• [What you will do]: Copy out each line containing "социальной" from the entries below.

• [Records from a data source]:

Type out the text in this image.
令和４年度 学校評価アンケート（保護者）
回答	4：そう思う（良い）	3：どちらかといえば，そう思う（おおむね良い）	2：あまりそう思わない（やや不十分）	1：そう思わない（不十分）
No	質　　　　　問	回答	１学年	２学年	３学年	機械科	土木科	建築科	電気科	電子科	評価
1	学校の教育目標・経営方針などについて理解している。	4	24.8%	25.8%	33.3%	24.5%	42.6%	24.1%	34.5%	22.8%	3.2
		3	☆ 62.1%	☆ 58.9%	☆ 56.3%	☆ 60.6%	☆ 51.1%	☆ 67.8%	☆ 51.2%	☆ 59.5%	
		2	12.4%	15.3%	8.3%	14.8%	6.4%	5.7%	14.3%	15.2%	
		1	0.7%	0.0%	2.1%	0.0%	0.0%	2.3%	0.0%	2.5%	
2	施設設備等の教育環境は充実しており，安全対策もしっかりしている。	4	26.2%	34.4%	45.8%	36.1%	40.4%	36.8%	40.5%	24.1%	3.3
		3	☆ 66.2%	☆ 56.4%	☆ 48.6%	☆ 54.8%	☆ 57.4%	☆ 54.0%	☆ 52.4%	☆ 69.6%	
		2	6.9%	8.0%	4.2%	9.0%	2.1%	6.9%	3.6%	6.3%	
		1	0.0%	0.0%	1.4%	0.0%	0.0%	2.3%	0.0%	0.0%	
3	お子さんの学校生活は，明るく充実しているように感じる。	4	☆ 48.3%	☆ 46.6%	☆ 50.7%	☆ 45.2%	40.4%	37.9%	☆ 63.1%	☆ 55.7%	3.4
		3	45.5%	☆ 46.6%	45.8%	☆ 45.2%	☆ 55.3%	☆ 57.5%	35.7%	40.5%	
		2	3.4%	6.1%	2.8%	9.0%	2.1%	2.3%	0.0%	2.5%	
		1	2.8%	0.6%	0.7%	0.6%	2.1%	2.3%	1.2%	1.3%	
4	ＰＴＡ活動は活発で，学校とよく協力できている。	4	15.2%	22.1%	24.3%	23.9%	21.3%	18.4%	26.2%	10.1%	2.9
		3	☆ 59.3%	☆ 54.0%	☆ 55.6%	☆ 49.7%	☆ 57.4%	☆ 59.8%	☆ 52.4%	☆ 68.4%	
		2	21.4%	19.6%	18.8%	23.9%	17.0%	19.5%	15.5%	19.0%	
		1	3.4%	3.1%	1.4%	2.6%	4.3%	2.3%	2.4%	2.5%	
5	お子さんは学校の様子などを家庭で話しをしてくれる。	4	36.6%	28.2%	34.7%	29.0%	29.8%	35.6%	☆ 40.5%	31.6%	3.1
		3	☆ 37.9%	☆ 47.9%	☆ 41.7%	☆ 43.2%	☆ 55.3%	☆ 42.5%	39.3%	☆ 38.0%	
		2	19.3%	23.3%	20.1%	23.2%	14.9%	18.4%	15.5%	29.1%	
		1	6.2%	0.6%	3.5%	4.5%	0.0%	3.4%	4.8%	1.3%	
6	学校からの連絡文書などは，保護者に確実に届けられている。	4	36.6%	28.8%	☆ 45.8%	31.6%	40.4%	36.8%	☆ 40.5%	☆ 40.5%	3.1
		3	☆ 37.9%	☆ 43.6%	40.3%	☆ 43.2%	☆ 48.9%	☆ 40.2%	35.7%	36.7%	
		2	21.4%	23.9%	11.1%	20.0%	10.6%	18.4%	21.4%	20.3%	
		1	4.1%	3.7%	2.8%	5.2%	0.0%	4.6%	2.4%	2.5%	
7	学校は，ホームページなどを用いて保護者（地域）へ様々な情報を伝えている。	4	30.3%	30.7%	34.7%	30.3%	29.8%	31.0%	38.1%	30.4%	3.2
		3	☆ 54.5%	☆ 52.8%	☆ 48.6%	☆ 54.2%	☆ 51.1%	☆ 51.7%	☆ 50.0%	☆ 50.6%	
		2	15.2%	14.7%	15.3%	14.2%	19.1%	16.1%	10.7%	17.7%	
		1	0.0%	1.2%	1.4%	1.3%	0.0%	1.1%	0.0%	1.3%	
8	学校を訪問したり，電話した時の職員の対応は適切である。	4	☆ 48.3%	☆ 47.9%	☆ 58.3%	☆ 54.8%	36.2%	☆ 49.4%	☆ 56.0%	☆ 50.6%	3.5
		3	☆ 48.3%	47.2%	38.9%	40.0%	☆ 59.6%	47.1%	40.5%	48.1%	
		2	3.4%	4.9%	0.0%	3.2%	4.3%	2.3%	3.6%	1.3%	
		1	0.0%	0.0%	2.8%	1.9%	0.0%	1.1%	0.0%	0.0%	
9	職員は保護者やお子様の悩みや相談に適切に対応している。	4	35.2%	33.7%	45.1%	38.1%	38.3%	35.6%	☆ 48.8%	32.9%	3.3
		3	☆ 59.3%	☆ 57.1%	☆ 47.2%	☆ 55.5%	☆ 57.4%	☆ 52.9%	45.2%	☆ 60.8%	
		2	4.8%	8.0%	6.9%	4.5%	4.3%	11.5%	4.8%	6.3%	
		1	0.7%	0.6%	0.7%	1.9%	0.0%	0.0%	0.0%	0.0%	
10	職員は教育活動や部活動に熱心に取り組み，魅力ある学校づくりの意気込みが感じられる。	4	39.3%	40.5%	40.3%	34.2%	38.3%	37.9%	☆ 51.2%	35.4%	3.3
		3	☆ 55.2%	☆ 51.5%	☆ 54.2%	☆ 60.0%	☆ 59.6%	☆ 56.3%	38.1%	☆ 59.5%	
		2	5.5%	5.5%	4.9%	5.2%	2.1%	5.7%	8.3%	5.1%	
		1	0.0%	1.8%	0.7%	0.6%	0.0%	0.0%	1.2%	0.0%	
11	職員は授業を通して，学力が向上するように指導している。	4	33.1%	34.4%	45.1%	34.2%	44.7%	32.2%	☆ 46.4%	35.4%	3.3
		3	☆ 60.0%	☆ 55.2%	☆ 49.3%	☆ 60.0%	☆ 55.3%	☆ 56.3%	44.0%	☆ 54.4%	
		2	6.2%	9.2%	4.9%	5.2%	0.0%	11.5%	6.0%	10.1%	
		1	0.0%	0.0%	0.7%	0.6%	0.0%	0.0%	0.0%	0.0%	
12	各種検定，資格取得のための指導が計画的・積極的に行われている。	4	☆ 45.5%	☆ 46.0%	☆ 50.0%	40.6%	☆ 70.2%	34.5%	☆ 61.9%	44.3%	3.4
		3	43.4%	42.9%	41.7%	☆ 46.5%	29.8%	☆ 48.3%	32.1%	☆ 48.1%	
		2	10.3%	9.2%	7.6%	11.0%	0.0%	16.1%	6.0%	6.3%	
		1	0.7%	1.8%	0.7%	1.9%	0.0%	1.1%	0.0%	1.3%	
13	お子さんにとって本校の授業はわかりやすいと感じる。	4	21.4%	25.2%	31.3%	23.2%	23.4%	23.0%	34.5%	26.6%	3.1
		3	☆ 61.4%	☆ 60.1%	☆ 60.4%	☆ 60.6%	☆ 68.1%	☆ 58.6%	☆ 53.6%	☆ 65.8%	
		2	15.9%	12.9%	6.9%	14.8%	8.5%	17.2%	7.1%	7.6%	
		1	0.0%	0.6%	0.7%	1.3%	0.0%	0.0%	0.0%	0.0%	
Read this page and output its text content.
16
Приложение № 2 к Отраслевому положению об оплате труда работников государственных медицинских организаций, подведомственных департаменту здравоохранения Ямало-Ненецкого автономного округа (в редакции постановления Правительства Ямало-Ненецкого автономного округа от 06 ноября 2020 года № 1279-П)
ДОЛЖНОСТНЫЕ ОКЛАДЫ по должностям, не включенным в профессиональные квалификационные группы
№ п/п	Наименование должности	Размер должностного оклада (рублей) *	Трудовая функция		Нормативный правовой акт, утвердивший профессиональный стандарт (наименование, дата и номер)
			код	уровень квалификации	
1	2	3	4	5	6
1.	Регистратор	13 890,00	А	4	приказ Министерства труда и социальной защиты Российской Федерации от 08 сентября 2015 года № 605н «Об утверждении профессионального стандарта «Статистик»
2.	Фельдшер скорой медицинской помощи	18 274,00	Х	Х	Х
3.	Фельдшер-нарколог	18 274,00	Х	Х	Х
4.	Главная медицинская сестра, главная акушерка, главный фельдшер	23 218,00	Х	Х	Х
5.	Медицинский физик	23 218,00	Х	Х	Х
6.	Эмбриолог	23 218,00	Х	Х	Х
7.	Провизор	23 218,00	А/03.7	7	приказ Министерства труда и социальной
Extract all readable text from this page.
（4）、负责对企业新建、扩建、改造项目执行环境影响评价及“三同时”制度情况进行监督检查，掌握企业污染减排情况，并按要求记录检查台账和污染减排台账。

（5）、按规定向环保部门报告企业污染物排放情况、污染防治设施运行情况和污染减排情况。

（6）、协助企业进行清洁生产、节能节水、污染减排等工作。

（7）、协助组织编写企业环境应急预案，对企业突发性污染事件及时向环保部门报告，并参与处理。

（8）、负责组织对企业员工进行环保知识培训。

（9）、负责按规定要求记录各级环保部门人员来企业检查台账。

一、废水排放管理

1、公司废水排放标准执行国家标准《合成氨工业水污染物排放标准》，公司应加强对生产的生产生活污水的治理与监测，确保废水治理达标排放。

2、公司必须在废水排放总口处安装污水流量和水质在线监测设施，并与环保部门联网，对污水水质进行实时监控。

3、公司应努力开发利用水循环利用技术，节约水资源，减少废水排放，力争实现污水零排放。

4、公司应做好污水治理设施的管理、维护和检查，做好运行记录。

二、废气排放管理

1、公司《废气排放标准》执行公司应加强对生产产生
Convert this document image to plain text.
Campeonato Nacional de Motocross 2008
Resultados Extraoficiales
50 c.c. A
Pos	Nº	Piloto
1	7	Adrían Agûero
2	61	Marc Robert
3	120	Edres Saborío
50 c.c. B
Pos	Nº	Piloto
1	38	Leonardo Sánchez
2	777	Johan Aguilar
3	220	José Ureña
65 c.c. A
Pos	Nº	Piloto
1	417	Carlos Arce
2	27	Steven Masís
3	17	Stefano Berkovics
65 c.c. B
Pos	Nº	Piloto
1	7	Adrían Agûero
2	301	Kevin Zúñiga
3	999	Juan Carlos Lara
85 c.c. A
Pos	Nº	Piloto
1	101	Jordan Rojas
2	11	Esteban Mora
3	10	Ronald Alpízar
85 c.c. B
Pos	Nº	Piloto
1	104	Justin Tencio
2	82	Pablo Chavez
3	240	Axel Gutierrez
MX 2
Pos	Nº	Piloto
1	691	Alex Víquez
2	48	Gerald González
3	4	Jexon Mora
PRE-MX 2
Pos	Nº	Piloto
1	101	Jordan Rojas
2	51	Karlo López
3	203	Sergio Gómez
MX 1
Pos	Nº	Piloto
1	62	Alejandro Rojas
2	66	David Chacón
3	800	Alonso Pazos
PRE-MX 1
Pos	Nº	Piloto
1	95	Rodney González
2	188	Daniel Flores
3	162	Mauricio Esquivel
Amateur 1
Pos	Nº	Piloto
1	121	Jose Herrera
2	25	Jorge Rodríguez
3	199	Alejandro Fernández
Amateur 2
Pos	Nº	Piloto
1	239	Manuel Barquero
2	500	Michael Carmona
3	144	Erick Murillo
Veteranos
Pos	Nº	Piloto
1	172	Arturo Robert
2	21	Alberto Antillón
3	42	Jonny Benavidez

• [Reply to the exercise]:
1.	Регистратор	13 890,00	А	4	приказ Министерства труда и социальной защиты Российской Федерации от 08 сентября 2015 года № 605н «Об утверждении профессионального стандарта «Статистик»
7.	Провизор	23 218,00	А/03.7	7	приказ Министерства труда и социальной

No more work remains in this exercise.